(Structured figure records)

-=-=-

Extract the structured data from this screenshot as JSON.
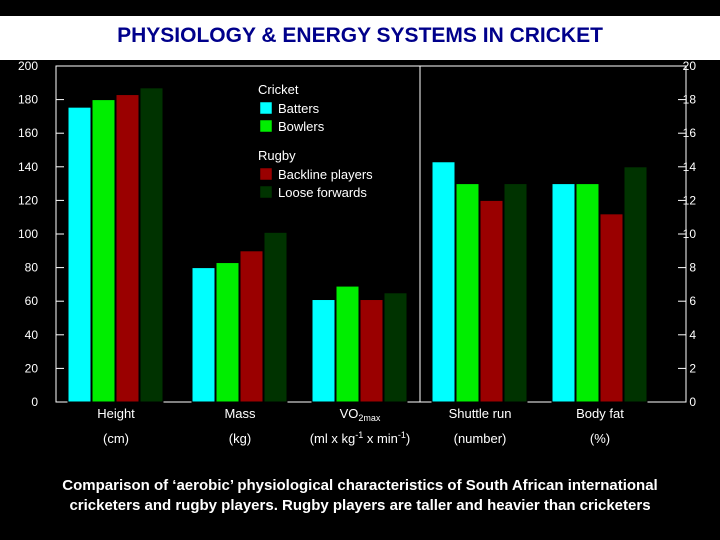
{
  "title": "PHYSIOLOGY & ENERGY SYSTEMS IN CRICKET",
  "caption": "Comparison of ‘aerobic’ physiological characteristics of South African international cricketers and rugby players. Rugby players are taller and heavier than cricketers",
  "colors": {
    "background": "#000000",
    "title_band": "#ffffff",
    "title_text": "#00008b",
    "batters": "#00ffff",
    "bowlers": "#00ee00",
    "backline": "#9a0000",
    "loose_forwards": "#003300"
  },
  "chart_data": {
    "type": "bar",
    "categories": [
      {
        "name": "Height",
        "unit": "(cm)"
      },
      {
        "name": "Mass",
        "unit": "(kg)"
      },
      {
        "name": "VO",
        "name_sub": "2max",
        "unit": "(ml x kg",
        "unit_sup1": "-1",
        "unit_mid": " x min",
        "unit_sup2": "-1",
        "unit_end": ")"
      },
      {
        "name": "Shuttle run",
        "unit": "(number)"
      },
      {
        "name": "Body fat",
        "unit": "(%)"
      }
    ],
    "series": [
      {
        "name": "Batters",
        "group": "Cricket",
        "color": "#00ffff",
        "values": [
          175.5,
          80,
          6.1,
          14.3,
          13
        ]
      },
      {
        "name": "Bowlers",
        "group": "Cricket",
        "color": "#00ee00",
        "values": [
          180,
          83,
          6.9,
          13,
          13
        ]
      },
      {
        "name": "Backline players",
        "group": "Rugby",
        "color": "#9a0000",
        "values": [
          183,
          90,
          6.1,
          12,
          11.2
        ]
      },
      {
        "name": "Loose forwards",
        "group": "Rugby",
        "color": "#003300",
        "values": [
          187,
          101,
          6.5,
          13,
          14
        ]
      }
    ],
    "axis_groups": [
      {
        "categories": [
          0,
          1
        ],
        "axis": "left"
      },
      {
        "categories": [
          2,
          3,
          4
        ],
        "axis": "right"
      }
    ],
    "left_axis": {
      "min": 0,
      "max": 200,
      "ticks": [
        "0",
        "20",
        "40",
        "60",
        "80",
        "100",
        "120",
        "140",
        "160",
        "180",
        "200"
      ]
    },
    "right_axis": {
      "min": 0,
      "max": 20,
      "ticks": [
        "0",
        "2",
        "4",
        "6",
        "8",
        "10",
        "12",
        "14",
        "16",
        "18",
        "20"
      ]
    },
    "legend": {
      "groups": [
        {
          "title": "Cricket",
          "entries": [
            {
              "label": "Batters",
              "color": "#00ffff"
            },
            {
              "label": "Bowlers",
              "color": "#00ee00"
            }
          ]
        },
        {
          "title": "Rugby",
          "entries": [
            {
              "label": "Backline players",
              "color": "#9a0000"
            },
            {
              "label": "Loose forwards",
              "color": "#003300"
            }
          ]
        }
      ]
    }
  }
}
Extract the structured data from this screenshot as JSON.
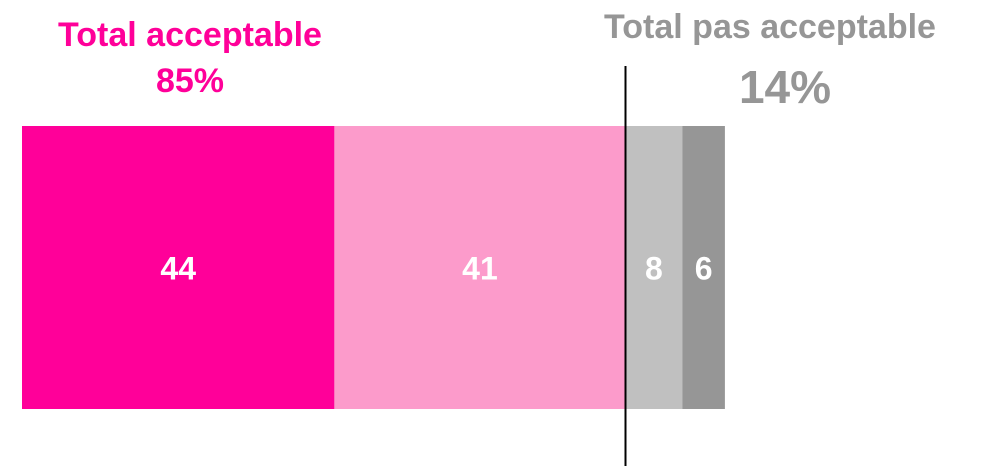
{
  "chart_data": {
    "type": "bar",
    "orientation": "horizontal-stacked",
    "categories": [
      ""
    ],
    "series": [
      {
        "values": [
          44
        ],
        "color": "#FF0099"
      },
      {
        "values": [
          41
        ],
        "color": "#FC9BCB"
      },
      {
        "values": [
          8
        ],
        "color": "#C0C0C0"
      },
      {
        "values": [
          6
        ],
        "color": "#969696"
      }
    ],
    "data_labels": [
      "44",
      "41",
      "8",
      "6"
    ],
    "annotations": {
      "acceptable": {
        "title": "Total acceptable",
        "value": "85%",
        "color": "#FF0099"
      },
      "not_acceptable": {
        "title": "Total  pas acceptable",
        "value": "14%",
        "color": "#969696"
      }
    },
    "divider_after_value": 85,
    "grid": false
  }
}
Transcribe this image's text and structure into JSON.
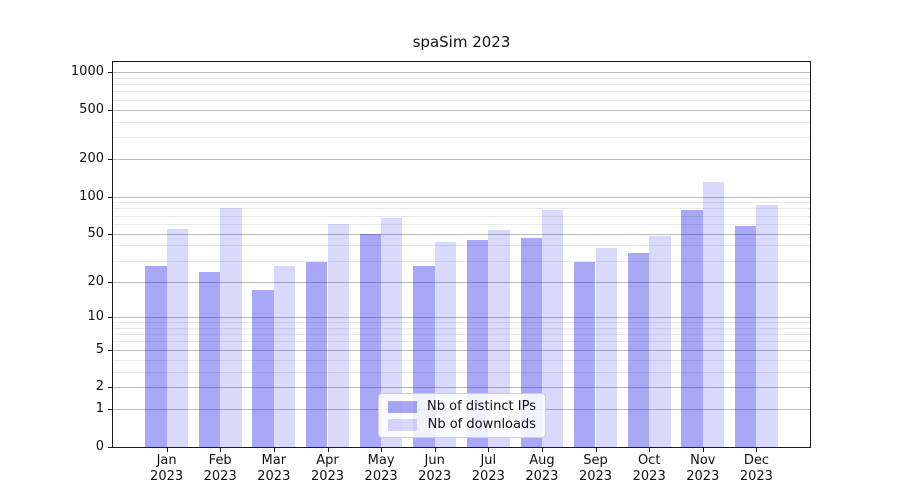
{
  "chart_data": {
    "type": "bar",
    "title": "spaSim 2023",
    "xlabel": "",
    "ylabel": "",
    "categories": [
      "Jan",
      "Feb",
      "Mar",
      "Apr",
      "May",
      "Jun",
      "Jul",
      "Aug",
      "Sep",
      "Oct",
      "Nov",
      "Dec"
    ],
    "x_tick_year": "2023",
    "series": [
      {
        "name": "Nb of distinct IPs",
        "color": "rgba(0,0,230,0.34)",
        "values": [
          27,
          24,
          17,
          29,
          50,
          27,
          44,
          46,
          29,
          35,
          78,
          58
        ]
      },
      {
        "name": "Nb of downloads",
        "color": "rgba(0,0,230,0.15)",
        "values": [
          55,
          80,
          27,
          60,
          67,
          43,
          54,
          78,
          38,
          48,
          130,
          85
        ]
      }
    ],
    "y_scale": "log(value+1)",
    "y_ticks": [
      0,
      1,
      2,
      5,
      10,
      20,
      50,
      100,
      200,
      500,
      1000
    ],
    "y_minor_ticks": [
      3,
      4,
      6,
      7,
      8,
      9,
      30,
      40,
      60,
      70,
      80,
      90,
      300,
      400,
      600,
      700,
      800,
      900
    ],
    "ylim": [
      0,
      1200
    ],
    "grid": true,
    "legend_position": "lower center"
  },
  "colors": {
    "grid_major": "#bcbcbc",
    "grid_minor": "#e9e9e9",
    "spine": "#1a1a1a",
    "text": "#111111",
    "background": "#ffffff"
  }
}
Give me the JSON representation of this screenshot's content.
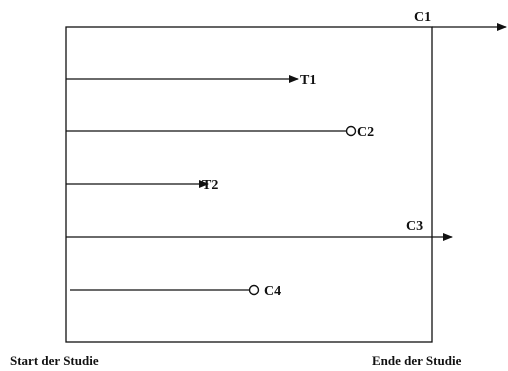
{
  "diagram": {
    "start_label": "Start der Studie",
    "end_label": "Ende der Studie",
    "events": [
      {
        "id": "t1",
        "label": "T1",
        "kind": "arrow"
      },
      {
        "id": "c2",
        "label": "C2",
        "kind": "circle"
      },
      {
        "id": "t2",
        "label": "T2",
        "kind": "arrow"
      },
      {
        "id": "c3",
        "label": "C3",
        "kind": "arrow"
      },
      {
        "id": "c4",
        "label": "C4",
        "kind": "circle"
      },
      {
        "id": "c1",
        "label": "C1",
        "kind": "arrow"
      }
    ]
  }
}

-=-=-

Extract the text of all the records above verbatim, excluding pictures.

Extract the structured data from this screenshot as JSON.
{
  "title": "PHYSIOLOGY & ENERGY SYSTEMS IN CRICKET",
  "caption": "Comparison of ‘aerobic’ physiological characteristics of South African international cricketers and rugby players. Rugby players are taller and heavier than cricketers",
  "colors": {
    "background": "#000000",
    "title_band": "#ffffff",
    "title_text": "#00008b",
    "batters": "#00ffff",
    "bowlers": "#00ee00",
    "backline": "#9a0000",
    "loose_forwards": "#003300"
  },
  "chart_data": {
    "type": "bar",
    "categories": [
      {
        "name": "Height",
        "unit": "(cm)"
      },
      {
        "name": "Mass",
        "unit": "(kg)"
      },
      {
        "name": "VO",
        "name_sub": "2max",
        "unit": "(ml x kg",
        "unit_sup1": "-1",
        "unit_mid": " x min",
        "unit_sup2": "-1",
        "unit_end": ")"
      },
      {
        "name": "Shuttle run",
        "unit": "(number)"
      },
      {
        "name": "Body fat",
        "unit": "(%)"
      }
    ],
    "series": [
      {
        "name": "Batters",
        "group": "Cricket",
        "color": "#00ffff",
        "values": [
          175.5,
          80,
          6.1,
          14.3,
          13
        ]
      },
      {
        "name": "Bowlers",
        "group": "Cricket",
        "color": "#00ee00",
        "values": [
          180,
          83,
          6.9,
          13,
          13
        ]
      },
      {
        "name": "Backline players",
        "group": "Rugby",
        "color": "#9a0000",
        "values": [
          183,
          90,
          6.1,
          12,
          11.2
        ]
      },
      {
        "name": "Loose forwards",
        "group": "Rugby",
        "color": "#003300",
        "values": [
          187,
          101,
          6.5,
          13,
          14
        ]
      }
    ],
    "axis_groups": [
      {
        "categories": [
          0,
          1
        ],
        "axis": "left"
      },
      {
        "categories": [
          2,
          3,
          4
        ],
        "axis": "right"
      }
    ],
    "left_axis": {
      "min": 0,
      "max": 200,
      "ticks": [
        "0",
        "20",
        "40",
        "60",
        "80",
        "100",
        "120",
        "140",
        "160",
        "180",
        "200"
      ]
    },
    "right_axis": {
      "min": 0,
      "max": 20,
      "ticks": [
        "0",
        "2",
        "4",
        "6",
        "8",
        "10",
        "12",
        "14",
        "16",
        "18",
        "20"
      ]
    },
    "legend": {
      "groups": [
        {
          "title": "Cricket",
          "entries": [
            {
              "label": "Batters",
              "color": "#00ffff"
            },
            {
              "label": "Bowlers",
              "color": "#00ee00"
            }
          ]
        },
        {
          "title": "Rugby",
          "entries": [
            {
              "label": "Backline players",
              "color": "#9a0000"
            },
            {
              "label": "Loose forwards",
              "color": "#003300"
            }
          ]
        }
      ]
    }
  }
}
Extract the structured data from this screenshot as JSON.
{
  "chart_data": {
    "type": "bar",
    "orientation": "horizontal-stacked",
    "categories": [
      ""
    ],
    "series": [
      {
        "values": [
          44
        ],
        "color": "#FF0099"
      },
      {
        "values": [
          41
        ],
        "color": "#FC9BCB"
      },
      {
        "values": [
          8
        ],
        "color": "#C0C0C0"
      },
      {
        "values": [
          6
        ],
        "color": "#969696"
      }
    ],
    "data_labels": [
      "44",
      "41",
      "8",
      "6"
    ],
    "annotations": {
      "acceptable": {
        "title": "Total acceptable",
        "value": "85%",
        "color": "#FF0099"
      },
      "not_acceptable": {
        "title": "Total  pas acceptable",
        "value": "14%",
        "color": "#969696"
      }
    },
    "divider_after_value": 85,
    "grid": false
  }
}
Transcribe this image's text and structure into JSON.
{
  "chart_data": {
    "type": "bar",
    "title": "spaSim 2023",
    "xlabel": "",
    "ylabel": "",
    "categories": [
      "Jan",
      "Feb",
      "Mar",
      "Apr",
      "May",
      "Jun",
      "Jul",
      "Aug",
      "Sep",
      "Oct",
      "Nov",
      "Dec"
    ],
    "x_tick_year": "2023",
    "series": [
      {
        "name": "Nb of distinct IPs",
        "color": "rgba(0,0,230,0.34)",
        "values": [
          27,
          24,
          17,
          29,
          50,
          27,
          44,
          46,
          29,
          35,
          78,
          58
        ]
      },
      {
        "name": "Nb of downloads",
        "color": "rgba(0,0,230,0.15)",
        "values": [
          55,
          80,
          27,
          60,
          67,
          43,
          54,
          78,
          38,
          48,
          130,
          85
        ]
      }
    ],
    "y_scale": "log(value+1)",
    "y_ticks": [
      0,
      1,
      2,
      5,
      10,
      20,
      50,
      100,
      200,
      500,
      1000
    ],
    "y_minor_ticks": [
      3,
      4,
      6,
      7,
      8,
      9,
      30,
      40,
      60,
      70,
      80,
      90,
      300,
      400,
      600,
      700,
      800,
      900
    ],
    "ylim": [
      0,
      1200
    ],
    "grid": true,
    "legend_position": "lower center"
  },
  "colors": {
    "grid_major": "#bcbcbc",
    "grid_minor": "#e9e9e9",
    "spine": "#1a1a1a",
    "text": "#111111",
    "background": "#ffffff"
  }
}
Give me the JSON representation of this screenshot's content.
{
  "diagram": {
    "start_label": "Start der Studie",
    "end_label": "Ende der Studie",
    "events": [
      {
        "id": "t1",
        "label": "T1",
        "kind": "arrow"
      },
      {
        "id": "c2",
        "label": "C2",
        "kind": "circle"
      },
      {
        "id": "t2",
        "label": "T2",
        "kind": "arrow"
      },
      {
        "id": "c3",
        "label": "C3",
        "kind": "arrow"
      },
      {
        "id": "c4",
        "label": "C4",
        "kind": "circle"
      },
      {
        "id": "c1",
        "label": "C1",
        "kind": "arrow"
      }
    ]
  }
}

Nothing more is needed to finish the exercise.